#### Exercise details:
Copy every line, leaving nothing out and adding nothing.

[Data records]

□ □ □ □

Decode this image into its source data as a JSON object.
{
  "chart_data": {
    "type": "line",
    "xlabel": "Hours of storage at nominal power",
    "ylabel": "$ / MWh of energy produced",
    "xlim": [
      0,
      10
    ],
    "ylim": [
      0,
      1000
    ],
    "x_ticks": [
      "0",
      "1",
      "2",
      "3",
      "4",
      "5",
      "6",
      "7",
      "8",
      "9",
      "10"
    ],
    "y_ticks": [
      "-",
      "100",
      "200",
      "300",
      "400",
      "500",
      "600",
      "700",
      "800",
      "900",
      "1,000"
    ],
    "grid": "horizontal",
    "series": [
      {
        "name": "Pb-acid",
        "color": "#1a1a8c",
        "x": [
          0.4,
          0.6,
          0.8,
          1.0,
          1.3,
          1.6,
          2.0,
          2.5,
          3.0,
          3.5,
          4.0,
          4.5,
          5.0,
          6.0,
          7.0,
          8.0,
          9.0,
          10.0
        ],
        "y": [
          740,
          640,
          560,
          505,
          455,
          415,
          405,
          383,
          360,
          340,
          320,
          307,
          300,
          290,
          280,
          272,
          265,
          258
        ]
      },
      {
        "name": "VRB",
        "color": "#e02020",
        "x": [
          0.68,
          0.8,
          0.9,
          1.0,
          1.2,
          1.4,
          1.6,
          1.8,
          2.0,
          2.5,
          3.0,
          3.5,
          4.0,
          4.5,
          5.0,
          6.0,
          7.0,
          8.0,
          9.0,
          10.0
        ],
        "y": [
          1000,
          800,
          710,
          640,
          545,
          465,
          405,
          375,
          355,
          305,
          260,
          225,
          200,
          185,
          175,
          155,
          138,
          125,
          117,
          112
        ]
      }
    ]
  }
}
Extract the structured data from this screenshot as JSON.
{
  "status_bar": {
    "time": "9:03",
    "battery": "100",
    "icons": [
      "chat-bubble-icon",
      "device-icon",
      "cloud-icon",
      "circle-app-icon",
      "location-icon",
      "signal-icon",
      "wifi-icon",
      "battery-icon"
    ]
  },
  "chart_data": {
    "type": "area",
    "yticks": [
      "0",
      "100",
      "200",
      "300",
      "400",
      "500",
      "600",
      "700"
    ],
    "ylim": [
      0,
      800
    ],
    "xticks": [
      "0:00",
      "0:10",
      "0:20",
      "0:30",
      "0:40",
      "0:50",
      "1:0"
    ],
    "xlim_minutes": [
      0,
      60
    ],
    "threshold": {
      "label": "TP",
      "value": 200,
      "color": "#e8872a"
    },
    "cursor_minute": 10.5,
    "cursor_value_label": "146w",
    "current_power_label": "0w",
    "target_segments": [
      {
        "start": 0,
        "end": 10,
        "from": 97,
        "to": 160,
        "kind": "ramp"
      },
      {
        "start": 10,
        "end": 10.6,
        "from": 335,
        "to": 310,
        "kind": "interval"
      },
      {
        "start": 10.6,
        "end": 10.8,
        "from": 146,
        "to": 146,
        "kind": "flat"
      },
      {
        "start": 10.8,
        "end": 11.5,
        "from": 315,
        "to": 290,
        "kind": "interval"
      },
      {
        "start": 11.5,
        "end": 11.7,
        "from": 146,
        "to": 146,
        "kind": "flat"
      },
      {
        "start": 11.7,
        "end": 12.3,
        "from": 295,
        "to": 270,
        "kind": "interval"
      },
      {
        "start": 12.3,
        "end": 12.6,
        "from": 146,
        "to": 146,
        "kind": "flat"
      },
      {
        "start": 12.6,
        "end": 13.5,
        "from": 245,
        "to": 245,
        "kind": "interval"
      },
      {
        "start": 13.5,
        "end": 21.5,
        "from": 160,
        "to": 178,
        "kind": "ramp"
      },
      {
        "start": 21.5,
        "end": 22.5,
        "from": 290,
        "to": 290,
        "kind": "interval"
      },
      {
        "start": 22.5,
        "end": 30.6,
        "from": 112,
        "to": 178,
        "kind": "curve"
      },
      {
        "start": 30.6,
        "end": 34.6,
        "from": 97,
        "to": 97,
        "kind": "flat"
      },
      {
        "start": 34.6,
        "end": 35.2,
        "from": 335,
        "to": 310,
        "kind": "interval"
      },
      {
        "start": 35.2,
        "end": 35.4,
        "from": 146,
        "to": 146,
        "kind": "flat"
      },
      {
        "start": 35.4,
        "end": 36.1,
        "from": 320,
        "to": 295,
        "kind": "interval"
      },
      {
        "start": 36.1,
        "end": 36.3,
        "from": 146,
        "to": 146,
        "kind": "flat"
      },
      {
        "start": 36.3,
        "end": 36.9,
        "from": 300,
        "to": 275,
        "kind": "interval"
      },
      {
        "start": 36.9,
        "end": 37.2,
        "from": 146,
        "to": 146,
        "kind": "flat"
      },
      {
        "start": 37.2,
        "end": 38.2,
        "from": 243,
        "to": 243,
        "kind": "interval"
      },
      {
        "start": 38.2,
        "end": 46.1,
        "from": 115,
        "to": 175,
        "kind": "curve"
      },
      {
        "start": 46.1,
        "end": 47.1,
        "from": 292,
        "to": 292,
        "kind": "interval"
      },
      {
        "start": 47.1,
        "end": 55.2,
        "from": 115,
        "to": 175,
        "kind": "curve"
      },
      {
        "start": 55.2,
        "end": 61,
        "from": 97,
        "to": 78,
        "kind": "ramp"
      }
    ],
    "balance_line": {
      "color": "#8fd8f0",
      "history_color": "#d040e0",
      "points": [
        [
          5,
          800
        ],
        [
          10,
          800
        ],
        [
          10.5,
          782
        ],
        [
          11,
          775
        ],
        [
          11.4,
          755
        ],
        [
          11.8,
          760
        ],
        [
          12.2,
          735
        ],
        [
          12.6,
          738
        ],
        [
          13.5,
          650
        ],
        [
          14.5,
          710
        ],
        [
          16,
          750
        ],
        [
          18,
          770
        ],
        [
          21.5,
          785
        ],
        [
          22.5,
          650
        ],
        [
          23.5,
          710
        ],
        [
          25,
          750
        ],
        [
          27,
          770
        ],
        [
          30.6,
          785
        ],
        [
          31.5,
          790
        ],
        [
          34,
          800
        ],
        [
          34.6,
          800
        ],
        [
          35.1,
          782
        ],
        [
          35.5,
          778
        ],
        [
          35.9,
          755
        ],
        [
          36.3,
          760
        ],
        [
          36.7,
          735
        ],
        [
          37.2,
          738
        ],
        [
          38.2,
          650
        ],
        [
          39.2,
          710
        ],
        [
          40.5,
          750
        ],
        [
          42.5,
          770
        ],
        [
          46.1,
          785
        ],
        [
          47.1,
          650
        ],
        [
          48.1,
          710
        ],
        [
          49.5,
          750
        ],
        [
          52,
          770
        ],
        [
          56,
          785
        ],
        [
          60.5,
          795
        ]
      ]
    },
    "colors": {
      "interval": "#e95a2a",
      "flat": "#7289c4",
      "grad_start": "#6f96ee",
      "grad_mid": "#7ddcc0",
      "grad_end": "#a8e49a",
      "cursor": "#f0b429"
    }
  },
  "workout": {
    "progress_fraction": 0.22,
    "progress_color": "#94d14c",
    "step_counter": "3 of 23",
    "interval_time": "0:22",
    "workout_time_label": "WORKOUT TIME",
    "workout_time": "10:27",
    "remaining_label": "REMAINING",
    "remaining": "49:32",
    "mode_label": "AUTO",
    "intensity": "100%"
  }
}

□ □ □ □

#### Full answer:
Decode this image into its source data as a JSON object.
{
  "chart_data": {
    "type": "line",
    "xlabel": "Hours of storage at nominal power",
    "ylabel": "$ / MWh of energy produced",
    "xlim": [
      0,
      10
    ],
    "ylim": [
      0,
      1000
    ],
    "x_ticks": [
      "0",
      "1",
      "2",
      "3",
      "4",
      "5",
      "6",
      "7",
      "8",
      "9",
      "10"
    ],
    "y_ticks": [
      "-",
      "100",
      "200",
      "300",
      "400",
      "500",
      "600",
      "700",
      "800",
      "900",
      "1,000"
    ],
    "grid": "horizontal",
    "series": [
      {
        "name": "Pb-acid",
        "color": "#1a1a8c",
        "x": [
          0.4,
          0.6,
          0.8,
          1.0,
          1.3,
          1.6,
          2.0,
          2.5,
          3.0,
          3.5,
          4.0,
          4.5,
          5.0,
          6.0,
          7.0,
          8.0,
          9.0,
          10.0
        ],
        "y": [
          740,
          640,
          560,
          505,
          455,
          415,
          405,
          383,
          360,
          340,
          320,
          307,
          300,
          290,
          280,
          272,
          265,
          258
        ]
      },
      {
        "name": "VRB",
        "color": "#e02020",
        "x": [
          0.68,
          0.8,
          0.9,
          1.0,
          1.2,
          1.4,
          1.6,
          1.8,
          2.0,
          2.5,
          3.0,
          3.5,
          4.0,
          4.5,
          5.0,
          6.0,
          7.0,
          8.0,
          9.0,
          10.0
        ],
        "y": [
          1000,
          800,
          710,
          640,
          545,
          465,
          405,
          375,
          355,
          305,
          260,
          225,
          200,
          185,
          175,
          155,
          138,
          125,
          117,
          112
        ]
      }
    ]
  }
}
Extract the structured data from this screenshot as JSON.
{
  "status_bar": {
    "time": "9:03",
    "battery": "100",
    "icons": [
      "chat-bubble-icon",
      "device-icon",
      "cloud-icon",
      "circle-app-icon",
      "location-icon",
      "signal-icon",
      "wifi-icon",
      "battery-icon"
    ]
  },
  "chart_data": {
    "type": "area",
    "yticks": [
      "0",
      "100",
      "200",
      "300",
      "400",
      "500",
      "600",
      "700"
    ],
    "ylim": [
      0,
      800
    ],
    "xticks": [
      "0:00",
      "0:10",
      "0:20",
      "0:30",
      "0:40",
      "0:50",
      "1:0"
    ],
    "xlim_minutes": [
      0,
      60
    ],
    "threshold": {
      "label": "TP",
      "value": 200,
      "color": "#e8872a"
    },
    "cursor_minute": 10.5,
    "cursor_value_label": "146w",
    "current_power_label": "0w",
    "target_segments": [
      {
        "start": 0,
        "end": 10,
        "from": 97,
        "to": 160,
        "kind": "ramp"
      },
      {
        "start": 10,
        "end": 10.6,
        "from": 335,
        "to": 310,
        "kind": "interval"
      },
      {
        "start": 10.6,
        "end": 10.8,
        "from": 146,
        "to": 146,
        "kind": "flat"
      },
      {
        "start": 10.8,
        "end": 11.5,
        "from": 315,
        "to": 290,
        "kind": "interval"
      },
      {
        "start": 11.5,
        "end": 11.7,
        "from": 146,
        "to": 146,
        "kind": "flat"
      },
      {
        "start": 11.7,
        "end": 12.3,
        "from": 295,
        "to": 270,
        "kind": "interval"
      },
      {
        "start": 12.3,
        "end": 12.6,
        "from": 146,
        "to": 146,
        "kind": "flat"
      },
      {
        "start": 12.6,
        "end": 13.5,
        "from": 245,
        "to": 245,
        "kind": "interval"
      },
      {
        "start": 13.5,
        "end": 21.5,
        "from": 160,
        "to": 178,
        "kind": "ramp"
      },
      {
        "start": 21.5,
        "end": 22.5,
        "from": 290,
        "to": 290,
        "kind": "interval"
      },
      {
        "start": 22.5,
        "end": 30.6,
        "from": 112,
        "to": 178,
        "kind": "curve"
      },
      {
        "start": 30.6,
        "end": 34.6,
        "from": 97,
        "to": 97,
        "kind": "flat"
      },
      {
        "start": 34.6,
        "end": 35.2,
        "from": 335,
        "to": 310,
        "kind": "interval"
      },
      {
        "start": 35.2,
        "end": 35.4,
        "from": 146,
        "to": 146,
        "kind": "flat"
      },
      {
        "start": 35.4,
        "end": 36.1,
        "from": 320,
        "to": 295,
        "kind": "interval"
      },
      {
        "start": 36.1,
        "end": 36.3,
        "from": 146,
        "to": 146,
        "kind": "flat"
      },
      {
        "start": 36.3,
        "end": 36.9,
        "from": 300,
        "to": 275,
        "kind": "interval"
      },
      {
        "start": 36.9,
        "end": 37.2,
        "from": 146,
        "to": 146,
        "kind": "flat"
      },
      {
        "start": 37.2,
        "end": 38.2,
        "from": 243,
        "to": 243,
        "kind": "interval"
      },
      {
        "start": 38.2,
        "end": 46.1,
        "from": 115,
        "to": 175,
        "kind": "curve"
      },
      {
        "start": 46.1,
        "end": 47.1,
        "from": 292,
        "to": 292,
        "kind": "interval"
      },
      {
        "start": 47.1,
        "end": 55.2,
        "from": 115,
        "to": 175,
        "kind": "curve"
      },
      {
        "start": 55.2,
        "end": 61,
        "from": 97,
        "to": 78,
        "kind": "ramp"
      }
    ],
    "balance_line": {
      "color": "#8fd8f0",
      "history_color": "#d040e0",
      "points": [
        [
          5,
          800
        ],
        [
          10,
          800
        ],
        [
          10.5,
          782
        ],
        [
          11,
          775
        ],
        [
          11.4,
          755
        ],
        [
          11.8,
          760
        ],
        [
          12.2,
          735
        ],
        [
          12.6,
          738
        ],
        [
          13.5,
          650
        ],
        [
          14.5,
          710
        ],
        [
          16,
          750
        ],
        [
          18,
          770
        ],
        [
          21.5,
          785
        ],
        [
          22.5,
          650
        ],
        [
          23.5,
          710
        ],
        [
          25,
          750
        ],
        [
          27,
          770
        ],
        [
          30.6,
          785
        ],
        [
          31.5,
          790
        ],
        [
          34,
          800
        ],
        [
          34.6,
          800
        ],
        [
          35.1,
          782
        ],
        [
          35.5,
          778
        ],
        [
          35.9,
          755
        ],
        [
          36.3,
          760
        ],
        [
          36.7,
          735
        ],
        [
          37.2,
          738
        ],
        [
          38.2,
          650
        ],
        [
          39.2,
          710
        ],
        [
          40.5,
          750
        ],
        [
          42.5,
          770
        ],
        [
          46.1,
          785
        ],
        [
          47.1,
          650
        ],
        [
          48.1,
          710
        ],
        [
          49.5,
          750
        ],
        [
          52,
          770
        ],
        [
          56,
          785
        ],
        [
          60.5,
          795
        ]
      ]
    },
    "colors": {
      "interval": "#e95a2a",
      "flat": "#7289c4",
      "grad_start": "#6f96ee",
      "grad_mid": "#7ddcc0",
      "grad_end": "#a8e49a",
      "cursor": "#f0b429"
    }
  },
  "workout": {
    "progress_fraction": 0.22,
    "progress_color": "#94d14c",
    "step_counter": "3 of 23",
    "interval_time": "0:22",
    "workout_time_label": "WORKOUT TIME",
    "workout_time": "10:27",
    "remaining_label": "REMAINING",
    "remaining": "49:32",
    "mode_label": "AUTO",
    "intensity": "100%"
  }
}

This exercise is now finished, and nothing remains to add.